> [GIVEN ENTRIES]

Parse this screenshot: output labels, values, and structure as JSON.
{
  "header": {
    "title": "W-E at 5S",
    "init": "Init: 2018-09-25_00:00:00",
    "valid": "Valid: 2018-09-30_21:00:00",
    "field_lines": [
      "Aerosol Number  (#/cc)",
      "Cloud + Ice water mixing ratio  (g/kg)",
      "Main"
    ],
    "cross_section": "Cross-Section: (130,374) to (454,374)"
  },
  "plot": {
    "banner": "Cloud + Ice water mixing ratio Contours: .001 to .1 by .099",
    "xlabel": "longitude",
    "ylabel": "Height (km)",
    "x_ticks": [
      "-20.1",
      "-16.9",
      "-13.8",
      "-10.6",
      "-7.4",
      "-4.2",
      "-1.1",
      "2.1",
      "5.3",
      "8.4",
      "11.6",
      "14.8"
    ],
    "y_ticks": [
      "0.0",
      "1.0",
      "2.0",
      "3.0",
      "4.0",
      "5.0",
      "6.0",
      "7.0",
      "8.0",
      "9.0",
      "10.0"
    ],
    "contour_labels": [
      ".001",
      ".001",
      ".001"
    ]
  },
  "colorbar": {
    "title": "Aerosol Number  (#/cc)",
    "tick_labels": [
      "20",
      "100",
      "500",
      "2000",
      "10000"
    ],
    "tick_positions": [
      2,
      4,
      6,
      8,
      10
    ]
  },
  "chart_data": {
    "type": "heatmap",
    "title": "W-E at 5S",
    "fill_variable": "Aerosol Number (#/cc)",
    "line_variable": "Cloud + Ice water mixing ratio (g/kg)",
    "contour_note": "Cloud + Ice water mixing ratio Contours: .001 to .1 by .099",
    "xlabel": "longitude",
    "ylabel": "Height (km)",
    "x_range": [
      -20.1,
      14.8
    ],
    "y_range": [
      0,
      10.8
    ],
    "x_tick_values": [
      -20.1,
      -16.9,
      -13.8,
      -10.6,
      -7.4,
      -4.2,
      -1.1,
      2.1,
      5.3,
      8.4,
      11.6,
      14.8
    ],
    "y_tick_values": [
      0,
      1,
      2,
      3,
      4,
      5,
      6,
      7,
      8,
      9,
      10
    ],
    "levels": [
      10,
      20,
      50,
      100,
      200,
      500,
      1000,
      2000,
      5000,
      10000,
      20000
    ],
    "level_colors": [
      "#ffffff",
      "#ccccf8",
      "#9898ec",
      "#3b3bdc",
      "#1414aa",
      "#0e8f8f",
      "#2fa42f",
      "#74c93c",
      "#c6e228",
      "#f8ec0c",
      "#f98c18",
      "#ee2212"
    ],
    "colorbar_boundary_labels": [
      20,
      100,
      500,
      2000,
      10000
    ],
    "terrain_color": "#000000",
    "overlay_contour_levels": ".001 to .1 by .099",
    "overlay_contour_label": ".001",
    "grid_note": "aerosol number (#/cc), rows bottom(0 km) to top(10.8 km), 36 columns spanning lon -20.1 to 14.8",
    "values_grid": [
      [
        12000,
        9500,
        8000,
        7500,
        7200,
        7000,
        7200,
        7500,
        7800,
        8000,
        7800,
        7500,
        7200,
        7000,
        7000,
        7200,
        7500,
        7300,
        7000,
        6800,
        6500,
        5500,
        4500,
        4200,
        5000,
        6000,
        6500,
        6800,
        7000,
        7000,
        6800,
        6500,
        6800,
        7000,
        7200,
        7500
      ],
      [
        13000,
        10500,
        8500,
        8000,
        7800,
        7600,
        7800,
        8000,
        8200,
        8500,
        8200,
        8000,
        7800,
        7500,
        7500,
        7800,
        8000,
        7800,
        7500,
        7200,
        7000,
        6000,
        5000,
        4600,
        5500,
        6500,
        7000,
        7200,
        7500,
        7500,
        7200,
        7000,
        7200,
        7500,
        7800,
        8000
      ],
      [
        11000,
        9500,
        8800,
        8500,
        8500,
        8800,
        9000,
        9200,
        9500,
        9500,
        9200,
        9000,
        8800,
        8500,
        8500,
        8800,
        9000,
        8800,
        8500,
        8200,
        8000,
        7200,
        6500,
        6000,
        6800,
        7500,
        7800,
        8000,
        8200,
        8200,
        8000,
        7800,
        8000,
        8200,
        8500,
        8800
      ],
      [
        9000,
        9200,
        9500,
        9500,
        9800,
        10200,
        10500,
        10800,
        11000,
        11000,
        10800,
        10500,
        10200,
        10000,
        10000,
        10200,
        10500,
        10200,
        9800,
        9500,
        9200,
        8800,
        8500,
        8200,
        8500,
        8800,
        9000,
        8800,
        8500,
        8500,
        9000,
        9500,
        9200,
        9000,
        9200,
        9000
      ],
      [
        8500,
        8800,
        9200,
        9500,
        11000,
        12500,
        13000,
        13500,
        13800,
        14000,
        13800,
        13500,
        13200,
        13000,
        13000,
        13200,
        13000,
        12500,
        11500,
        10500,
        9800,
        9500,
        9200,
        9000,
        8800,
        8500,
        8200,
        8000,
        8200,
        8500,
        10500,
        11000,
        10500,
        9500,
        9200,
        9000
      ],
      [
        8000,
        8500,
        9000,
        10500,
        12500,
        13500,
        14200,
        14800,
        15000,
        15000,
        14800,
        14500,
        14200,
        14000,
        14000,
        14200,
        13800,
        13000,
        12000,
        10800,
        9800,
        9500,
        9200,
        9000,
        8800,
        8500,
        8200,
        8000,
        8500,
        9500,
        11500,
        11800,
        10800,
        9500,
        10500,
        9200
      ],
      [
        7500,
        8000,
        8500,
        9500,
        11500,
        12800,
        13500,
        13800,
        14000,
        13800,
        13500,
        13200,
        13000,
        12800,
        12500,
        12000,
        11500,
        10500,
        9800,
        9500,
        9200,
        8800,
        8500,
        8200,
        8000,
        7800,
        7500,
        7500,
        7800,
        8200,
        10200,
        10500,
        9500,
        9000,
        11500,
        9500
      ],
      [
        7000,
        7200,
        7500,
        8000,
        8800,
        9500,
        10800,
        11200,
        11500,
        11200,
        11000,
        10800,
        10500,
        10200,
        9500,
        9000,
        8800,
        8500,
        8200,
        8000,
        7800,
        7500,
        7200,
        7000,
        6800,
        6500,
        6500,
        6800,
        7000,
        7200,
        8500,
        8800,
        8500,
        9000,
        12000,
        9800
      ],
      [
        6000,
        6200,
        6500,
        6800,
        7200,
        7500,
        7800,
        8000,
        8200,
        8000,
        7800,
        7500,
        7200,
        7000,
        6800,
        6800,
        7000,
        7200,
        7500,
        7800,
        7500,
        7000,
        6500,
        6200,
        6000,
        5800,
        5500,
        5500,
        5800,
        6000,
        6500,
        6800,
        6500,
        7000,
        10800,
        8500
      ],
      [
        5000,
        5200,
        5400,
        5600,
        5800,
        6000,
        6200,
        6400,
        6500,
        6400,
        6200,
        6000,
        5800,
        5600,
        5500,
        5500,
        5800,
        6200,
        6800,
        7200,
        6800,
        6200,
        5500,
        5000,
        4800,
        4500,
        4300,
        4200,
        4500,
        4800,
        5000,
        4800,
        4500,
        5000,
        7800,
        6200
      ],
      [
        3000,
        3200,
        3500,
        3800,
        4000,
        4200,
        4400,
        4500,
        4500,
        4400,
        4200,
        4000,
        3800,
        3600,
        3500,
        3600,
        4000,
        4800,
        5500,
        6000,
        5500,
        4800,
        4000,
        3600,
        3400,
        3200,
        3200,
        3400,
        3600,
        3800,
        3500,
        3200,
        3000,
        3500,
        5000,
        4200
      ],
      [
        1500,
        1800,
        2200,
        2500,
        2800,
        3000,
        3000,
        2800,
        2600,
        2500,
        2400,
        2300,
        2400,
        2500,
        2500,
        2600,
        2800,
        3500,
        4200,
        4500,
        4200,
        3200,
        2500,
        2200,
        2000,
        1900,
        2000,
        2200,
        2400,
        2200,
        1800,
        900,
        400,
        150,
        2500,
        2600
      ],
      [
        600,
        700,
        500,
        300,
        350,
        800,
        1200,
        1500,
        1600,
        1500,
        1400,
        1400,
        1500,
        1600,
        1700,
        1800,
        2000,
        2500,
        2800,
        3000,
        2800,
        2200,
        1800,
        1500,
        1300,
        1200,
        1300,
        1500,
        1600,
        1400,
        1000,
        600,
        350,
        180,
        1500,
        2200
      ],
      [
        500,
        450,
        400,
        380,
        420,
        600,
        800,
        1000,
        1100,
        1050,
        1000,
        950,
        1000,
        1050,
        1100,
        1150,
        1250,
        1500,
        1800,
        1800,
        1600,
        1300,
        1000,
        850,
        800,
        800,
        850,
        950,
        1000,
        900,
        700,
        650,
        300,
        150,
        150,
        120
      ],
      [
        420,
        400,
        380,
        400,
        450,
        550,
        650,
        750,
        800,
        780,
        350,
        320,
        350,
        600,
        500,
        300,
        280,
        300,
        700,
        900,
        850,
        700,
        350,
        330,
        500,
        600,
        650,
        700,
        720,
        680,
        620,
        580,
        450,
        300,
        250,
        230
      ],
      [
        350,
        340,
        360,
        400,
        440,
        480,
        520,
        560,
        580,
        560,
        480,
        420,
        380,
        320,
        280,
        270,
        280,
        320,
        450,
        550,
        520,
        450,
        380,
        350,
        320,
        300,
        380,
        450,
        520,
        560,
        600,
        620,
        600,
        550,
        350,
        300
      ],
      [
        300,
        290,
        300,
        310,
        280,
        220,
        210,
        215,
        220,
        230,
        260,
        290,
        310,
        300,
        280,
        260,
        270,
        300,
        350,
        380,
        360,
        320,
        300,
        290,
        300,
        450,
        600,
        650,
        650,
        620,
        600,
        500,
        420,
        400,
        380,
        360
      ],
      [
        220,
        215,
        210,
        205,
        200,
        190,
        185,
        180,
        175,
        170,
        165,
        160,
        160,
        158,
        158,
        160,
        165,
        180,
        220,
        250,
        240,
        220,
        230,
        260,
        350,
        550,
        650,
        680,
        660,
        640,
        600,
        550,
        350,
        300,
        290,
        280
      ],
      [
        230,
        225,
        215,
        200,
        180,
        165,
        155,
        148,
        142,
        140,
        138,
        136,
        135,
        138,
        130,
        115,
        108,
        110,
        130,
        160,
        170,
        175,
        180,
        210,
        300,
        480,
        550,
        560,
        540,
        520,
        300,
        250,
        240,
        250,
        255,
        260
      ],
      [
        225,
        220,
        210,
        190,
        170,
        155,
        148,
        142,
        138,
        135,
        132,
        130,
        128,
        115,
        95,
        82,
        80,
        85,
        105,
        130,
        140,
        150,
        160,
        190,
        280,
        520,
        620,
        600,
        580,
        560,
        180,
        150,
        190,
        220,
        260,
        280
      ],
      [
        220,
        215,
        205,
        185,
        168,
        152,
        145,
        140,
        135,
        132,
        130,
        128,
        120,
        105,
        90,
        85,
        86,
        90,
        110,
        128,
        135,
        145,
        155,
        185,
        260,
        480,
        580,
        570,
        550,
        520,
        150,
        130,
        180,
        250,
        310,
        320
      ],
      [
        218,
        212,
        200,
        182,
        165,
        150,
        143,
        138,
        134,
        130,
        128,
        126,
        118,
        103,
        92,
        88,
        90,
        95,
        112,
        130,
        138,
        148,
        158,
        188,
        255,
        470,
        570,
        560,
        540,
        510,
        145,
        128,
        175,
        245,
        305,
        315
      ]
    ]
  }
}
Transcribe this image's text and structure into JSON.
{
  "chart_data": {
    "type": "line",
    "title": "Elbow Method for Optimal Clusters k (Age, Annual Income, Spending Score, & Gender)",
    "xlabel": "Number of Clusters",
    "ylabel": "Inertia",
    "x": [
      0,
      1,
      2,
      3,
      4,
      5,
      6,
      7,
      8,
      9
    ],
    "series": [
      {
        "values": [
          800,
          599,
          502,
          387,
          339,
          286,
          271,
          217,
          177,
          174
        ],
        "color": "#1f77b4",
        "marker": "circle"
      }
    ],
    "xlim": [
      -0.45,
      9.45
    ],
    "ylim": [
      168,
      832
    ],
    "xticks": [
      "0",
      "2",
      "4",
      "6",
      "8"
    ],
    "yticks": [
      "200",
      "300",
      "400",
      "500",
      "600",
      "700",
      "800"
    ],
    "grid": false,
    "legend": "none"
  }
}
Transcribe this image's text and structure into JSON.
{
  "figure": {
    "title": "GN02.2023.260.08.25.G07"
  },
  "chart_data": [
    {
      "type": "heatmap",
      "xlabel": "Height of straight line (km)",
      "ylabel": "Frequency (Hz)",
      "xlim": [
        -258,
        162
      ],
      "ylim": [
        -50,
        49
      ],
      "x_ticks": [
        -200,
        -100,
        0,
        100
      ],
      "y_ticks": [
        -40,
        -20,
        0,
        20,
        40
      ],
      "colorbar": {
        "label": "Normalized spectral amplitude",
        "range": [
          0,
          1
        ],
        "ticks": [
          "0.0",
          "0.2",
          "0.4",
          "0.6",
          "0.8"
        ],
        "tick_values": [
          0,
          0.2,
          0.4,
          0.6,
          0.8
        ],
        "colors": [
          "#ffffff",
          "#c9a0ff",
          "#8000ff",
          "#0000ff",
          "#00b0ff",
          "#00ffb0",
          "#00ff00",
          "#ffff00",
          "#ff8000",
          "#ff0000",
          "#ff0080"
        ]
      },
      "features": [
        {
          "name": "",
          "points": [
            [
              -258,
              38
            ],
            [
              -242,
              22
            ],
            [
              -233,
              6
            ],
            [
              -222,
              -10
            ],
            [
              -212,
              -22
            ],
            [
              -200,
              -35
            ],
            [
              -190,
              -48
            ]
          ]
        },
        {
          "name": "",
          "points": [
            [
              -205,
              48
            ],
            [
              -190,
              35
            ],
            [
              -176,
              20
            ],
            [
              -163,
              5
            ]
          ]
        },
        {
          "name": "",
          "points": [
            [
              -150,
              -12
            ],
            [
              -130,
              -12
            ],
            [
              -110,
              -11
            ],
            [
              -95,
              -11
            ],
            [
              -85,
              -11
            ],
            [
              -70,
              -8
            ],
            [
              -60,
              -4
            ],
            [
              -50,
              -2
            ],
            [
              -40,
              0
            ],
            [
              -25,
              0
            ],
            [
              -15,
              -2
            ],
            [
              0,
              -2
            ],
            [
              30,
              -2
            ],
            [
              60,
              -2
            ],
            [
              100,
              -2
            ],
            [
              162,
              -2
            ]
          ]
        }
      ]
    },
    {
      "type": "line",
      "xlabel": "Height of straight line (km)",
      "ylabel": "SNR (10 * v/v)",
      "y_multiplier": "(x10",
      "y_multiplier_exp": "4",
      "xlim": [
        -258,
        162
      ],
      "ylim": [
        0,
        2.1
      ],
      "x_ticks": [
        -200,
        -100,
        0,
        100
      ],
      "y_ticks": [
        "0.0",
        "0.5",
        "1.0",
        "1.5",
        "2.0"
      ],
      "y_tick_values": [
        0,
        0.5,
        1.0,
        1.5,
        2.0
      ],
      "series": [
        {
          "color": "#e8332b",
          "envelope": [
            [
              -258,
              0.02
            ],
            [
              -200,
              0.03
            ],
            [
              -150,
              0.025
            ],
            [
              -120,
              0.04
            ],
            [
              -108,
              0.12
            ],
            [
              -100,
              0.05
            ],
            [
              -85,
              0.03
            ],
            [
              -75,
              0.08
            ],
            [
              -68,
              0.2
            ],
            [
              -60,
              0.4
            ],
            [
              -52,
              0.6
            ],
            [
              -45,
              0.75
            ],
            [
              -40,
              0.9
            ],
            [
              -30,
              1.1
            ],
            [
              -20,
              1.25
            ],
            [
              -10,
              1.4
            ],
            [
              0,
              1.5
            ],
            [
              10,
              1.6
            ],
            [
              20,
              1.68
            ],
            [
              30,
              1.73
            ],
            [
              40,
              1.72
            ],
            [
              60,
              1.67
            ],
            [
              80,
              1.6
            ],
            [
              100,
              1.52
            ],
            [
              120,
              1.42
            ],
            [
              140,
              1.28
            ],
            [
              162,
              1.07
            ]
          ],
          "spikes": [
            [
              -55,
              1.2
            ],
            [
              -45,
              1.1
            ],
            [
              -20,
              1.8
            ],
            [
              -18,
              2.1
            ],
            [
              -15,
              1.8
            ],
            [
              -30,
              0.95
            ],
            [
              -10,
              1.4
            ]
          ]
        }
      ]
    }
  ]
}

> [SHORT EXERCISE]
Return from the data every line that holds "Cloud".

> [ANSWER TO THIS EXERCISE]
      "Cloud + Ice water mixing ratio  (g/kg)",
    "banner": "Cloud + Ice water mixing ratio Contours: .001 to .1 by .099",
    "line_variable": "Cloud + Ice water mixing ratio (g/kg)",
    "contour_note": "Cloud + Ice water mixing ratio Contours: .001 to .1 by .099",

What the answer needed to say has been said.